-- START --

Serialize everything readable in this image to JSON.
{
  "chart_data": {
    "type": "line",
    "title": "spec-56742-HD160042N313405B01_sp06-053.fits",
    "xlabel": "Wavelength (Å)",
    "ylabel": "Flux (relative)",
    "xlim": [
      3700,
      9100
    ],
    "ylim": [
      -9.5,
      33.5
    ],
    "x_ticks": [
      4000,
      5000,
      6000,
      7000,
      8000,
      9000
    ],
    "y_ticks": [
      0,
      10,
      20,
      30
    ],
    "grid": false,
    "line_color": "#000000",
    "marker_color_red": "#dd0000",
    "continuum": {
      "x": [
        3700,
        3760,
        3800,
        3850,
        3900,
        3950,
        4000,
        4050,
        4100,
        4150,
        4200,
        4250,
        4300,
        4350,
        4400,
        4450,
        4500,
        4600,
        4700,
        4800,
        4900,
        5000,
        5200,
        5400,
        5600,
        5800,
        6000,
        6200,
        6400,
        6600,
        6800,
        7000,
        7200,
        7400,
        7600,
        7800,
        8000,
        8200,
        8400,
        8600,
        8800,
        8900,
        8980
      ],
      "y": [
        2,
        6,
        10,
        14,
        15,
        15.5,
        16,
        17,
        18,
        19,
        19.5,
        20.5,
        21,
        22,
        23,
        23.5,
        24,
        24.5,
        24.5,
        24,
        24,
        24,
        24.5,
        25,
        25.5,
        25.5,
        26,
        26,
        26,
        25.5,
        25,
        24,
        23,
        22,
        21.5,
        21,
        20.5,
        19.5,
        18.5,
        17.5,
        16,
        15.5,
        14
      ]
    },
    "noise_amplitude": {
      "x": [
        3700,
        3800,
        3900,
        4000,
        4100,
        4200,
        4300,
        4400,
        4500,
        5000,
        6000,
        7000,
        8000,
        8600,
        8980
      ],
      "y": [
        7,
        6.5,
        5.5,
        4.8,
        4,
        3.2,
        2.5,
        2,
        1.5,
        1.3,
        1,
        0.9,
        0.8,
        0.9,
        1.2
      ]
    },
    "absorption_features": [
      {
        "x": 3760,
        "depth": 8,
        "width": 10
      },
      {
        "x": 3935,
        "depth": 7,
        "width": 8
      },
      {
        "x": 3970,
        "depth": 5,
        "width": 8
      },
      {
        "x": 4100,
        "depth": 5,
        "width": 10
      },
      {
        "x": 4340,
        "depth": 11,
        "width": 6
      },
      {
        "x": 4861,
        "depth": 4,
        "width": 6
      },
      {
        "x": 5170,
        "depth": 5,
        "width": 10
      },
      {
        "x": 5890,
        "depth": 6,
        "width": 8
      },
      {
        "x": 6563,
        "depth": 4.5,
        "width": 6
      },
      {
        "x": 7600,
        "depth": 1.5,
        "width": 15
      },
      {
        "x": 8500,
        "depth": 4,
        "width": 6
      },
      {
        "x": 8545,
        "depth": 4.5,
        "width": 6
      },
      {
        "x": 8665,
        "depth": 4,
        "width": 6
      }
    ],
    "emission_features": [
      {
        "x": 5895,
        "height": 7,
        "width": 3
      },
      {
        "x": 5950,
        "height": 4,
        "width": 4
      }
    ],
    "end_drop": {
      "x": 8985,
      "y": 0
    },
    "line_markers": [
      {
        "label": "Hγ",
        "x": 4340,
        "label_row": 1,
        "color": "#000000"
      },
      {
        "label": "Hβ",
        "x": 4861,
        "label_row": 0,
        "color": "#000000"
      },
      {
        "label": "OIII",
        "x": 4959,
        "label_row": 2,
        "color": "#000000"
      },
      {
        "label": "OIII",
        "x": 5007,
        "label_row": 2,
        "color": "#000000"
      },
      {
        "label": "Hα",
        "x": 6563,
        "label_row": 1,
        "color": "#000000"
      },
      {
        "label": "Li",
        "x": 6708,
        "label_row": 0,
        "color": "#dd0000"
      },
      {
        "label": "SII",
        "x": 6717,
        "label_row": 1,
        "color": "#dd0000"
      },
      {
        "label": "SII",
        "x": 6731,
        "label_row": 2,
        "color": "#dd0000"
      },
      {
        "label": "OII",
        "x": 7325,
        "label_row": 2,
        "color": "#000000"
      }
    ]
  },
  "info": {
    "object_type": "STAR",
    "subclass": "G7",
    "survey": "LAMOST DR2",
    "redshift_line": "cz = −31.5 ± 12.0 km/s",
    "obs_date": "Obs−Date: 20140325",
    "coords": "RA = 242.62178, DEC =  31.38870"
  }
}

-- END --

TASK TO COMPLETE
Nothing may be left out: return each entry exactly as it reads.

TASK RESULT
Serialize everything readable in this image to JSON.
{
  "chart_data": {
    "type": "line",
    "title": "spec-56742-HD160042N313405B01_sp06-053.fits",
    "xlabel": "Wavelength (Å)",
    "ylabel": "Flux (relative)",
    "xlim": [
      3700,
      9100
    ],
    "ylim": [
      -9.5,
      33.5
    ],
    "x_ticks": [
      4000,
      5000,
      6000,
      7000,
      8000,
      9000
    ],
    "y_ticks": [
      0,
      10,
      20,
      30
    ],
    "grid": false,
    "line_color": "#000000",
    "marker_color_red": "#dd0000",
    "continuum": {
      "x": [
        3700,
        3760,
        3800,
        3850,
        3900,
        3950,
        4000,
        4050,
        4100,
        4150,
        4200,
        4250,
        4300,
        4350,
        4400,
        4450,
        4500,
        4600,
        4700,
        4800,
        4900,
        5000,
        5200,
        5400,
        5600,
        5800,
        6000,
        6200,
        6400,
        6600,
        6800,
        7000,
        7200,
        7400,
        7600,
        7800,
        8000,
        8200,
        8400,
        8600,
        8800,
        8900,
        8980
      ],
      "y": [
        2,
        6,
        10,
        14,
        15,
        15.5,
        16,
        17,
        18,
        19,
        19.5,
        20.5,
        21,
        22,
        23,
        23.5,
        24,
        24.5,
        24.5,
        24,
        24,
        24,
        24.5,
        25,
        25.5,
        25.5,
        26,
        26,
        26,
        25.5,
        25,
        24,
        23,
        22,
        21.5,
        21,
        20.5,
        19.5,
        18.5,
        17.5,
        16,
        15.5,
        14
      ]
    },
    "noise_amplitude": {
      "x": [
        3700,
        3800,
        3900,
        4000,
        4100,
        4200,
        4300,
        4400,
        4500,
        5000,
        6000,
        7000,
        8000,
        8600,
        8980
      ],
      "y": [
        7,
        6.5,
        5.5,
        4.8,
        4,
        3.2,
        2.5,
        2,
        1.5,
        1.3,
        1,
        0.9,
        0.8,
        0.9,
        1.2
      ]
    },
    "absorption_features": [
      {
        "x": 3760,
        "depth": 8,
        "width": 10
      },
      {
        "x": 3935,
        "depth": 7,
        "width": 8
      },
      {
        "x": 3970,
        "depth": 5,
        "width": 8
      },
      {
        "x": 4100,
        "depth": 5,
        "width": 10
      },
      {
        "x": 4340,
        "depth": 11,
        "width": 6
      },
      {
        "x": 4861,
        "depth": 4,
        "width": 6
      },
      {
        "x": 5170,
        "depth": 5,
        "width": 10
      },
      {
        "x": 5890,
        "depth": 6,
        "width": 8
      },
      {
        "x": 6563,
        "depth": 4.5,
        "width": 6
      },
      {
        "x": 7600,
        "depth": 1.5,
        "width": 15
      },
      {
        "x": 8500,
        "depth": 4,
        "width": 6
      },
      {
        "x": 8545,
        "depth": 4.5,
        "width": 6
      },
      {
        "x": 8665,
        "depth": 4,
        "width": 6
      }
    ],
    "emission_features": [
      {
        "x": 5895,
        "height": 7,
        "width": 3
      },
      {
        "x": 5950,
        "height": 4,
        "width": 4
      }
    ],
    "end_drop": {
      "x": 8985,
      "y": 0
    },
    "line_markers": [
      {
        "label": "Hγ",
        "x": 4340,
        "label_row": 1,
        "color": "#000000"
      },
      {
        "label": "Hβ",
        "x": 4861,
        "label_row": 0,
        "color": "#000000"
      },
      {
        "label": "OIII",
        "x": 4959,
        "label_row": 2,
        "color": "#000000"
      },
      {
        "label": "OIII",
        "x": 5007,
        "label_row": 2,
        "color": "#000000"
      },
      {
        "label": "Hα",
        "x": 6563,
        "label_row": 1,
        "color": "#000000"
      },
      {
        "label": "Li",
        "x": 6708,
        "label_row": 0,
        "color": "#dd0000"
      },
      {
        "label": "SII",
        "x": 6717,
        "label_row": 1,
        "color": "#dd0000"
      },
      {
        "label": "SII",
        "x": 6731,
        "label_row": 2,
        "color": "#dd0000"
      },
      {
        "label": "OII",
        "x": 7325,
        "label_row": 2,
        "color": "#000000"
      }
    ]
  },
  "info": {
    "object_type": "STAR",
    "subclass": "G7",
    "survey": "LAMOST DR2",
    "redshift_line": "cz = −31.5 ± 12.0 km/s",
    "obs_date": "Obs−Date: 20140325",
    "coords": "RA = 242.62178, DEC =  31.38870"
  }
}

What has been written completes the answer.